▶ The request
Beneath this task is a listing; retype all of it exactly.

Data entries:
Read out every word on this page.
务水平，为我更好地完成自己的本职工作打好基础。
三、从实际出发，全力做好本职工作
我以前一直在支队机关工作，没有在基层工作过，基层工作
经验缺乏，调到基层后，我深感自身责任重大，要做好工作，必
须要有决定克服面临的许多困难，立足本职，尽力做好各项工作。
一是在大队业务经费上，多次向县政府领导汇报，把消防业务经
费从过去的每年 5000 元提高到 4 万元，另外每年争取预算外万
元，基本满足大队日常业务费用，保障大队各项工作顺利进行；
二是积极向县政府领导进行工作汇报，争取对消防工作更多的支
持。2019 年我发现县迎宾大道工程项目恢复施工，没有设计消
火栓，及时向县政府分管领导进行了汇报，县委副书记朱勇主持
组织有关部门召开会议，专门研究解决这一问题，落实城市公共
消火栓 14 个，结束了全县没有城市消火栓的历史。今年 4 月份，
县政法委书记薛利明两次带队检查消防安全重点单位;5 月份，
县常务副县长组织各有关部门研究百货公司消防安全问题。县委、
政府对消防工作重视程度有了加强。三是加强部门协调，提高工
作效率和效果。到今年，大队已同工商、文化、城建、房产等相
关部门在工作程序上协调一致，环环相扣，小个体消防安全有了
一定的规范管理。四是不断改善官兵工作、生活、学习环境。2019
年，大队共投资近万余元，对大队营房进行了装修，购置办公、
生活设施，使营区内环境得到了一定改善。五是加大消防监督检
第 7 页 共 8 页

▶ Written reply
Read out every word on this page.
务水平，为我更好地完成自己的本职工作打好基础。
三、从实际出发，全力做好本职工作
我以前一直在支队机关工作，没有在基层工作过，基层工作
经验缺乏，调到基层后，我深感自身责任重大，要做好工作，必
须要有决定克服面临的许多困难，立足本职，尽力做好各项工作。
一是在大队业务经费上，多次向县政府领导汇报，把消防业务经
费从过去的每年 5000 元提高到 4 万元，另外每年争取预算外万
元，基本满足大队日常业务费用，保障大队各项工作顺利进行；
二是积极向县政府领导进行工作汇报，争取对消防工作更多的支
持。2019 年我发现县迎宾大道工程项目恢复施工，没有设计消
火栓，及时向县政府分管领导进行了汇报，县委副书记朱勇主持
组织有关部门召开会议，专门研究解决这一问题，落实城市公共
消火栓 14 个，结束了全县没有城市消火栓的历史。今年 4 月份，
县政法委书记薛利明两次带队检查消防安全重点单位;5 月份，
县常务副县长组织各有关部门研究百货公司消防安全问题。县委、
政府对消防工作重视程度有了加强。三是加强部门协调，提高工
作效率和效果。到今年，大队已同工商、文化、城建、房产等相
关部门在工作程序上协调一致，环环相扣，小个体消防安全有了
一定的规范管理。四是不断改善官兵工作、生活、学习环境。2019
年，大队共投资近万余元，对大队营房进行了装修，购置办公、
生活设施，使营区内环境得到了一定改善。五是加大消防监督检
第 7 页 共 8 页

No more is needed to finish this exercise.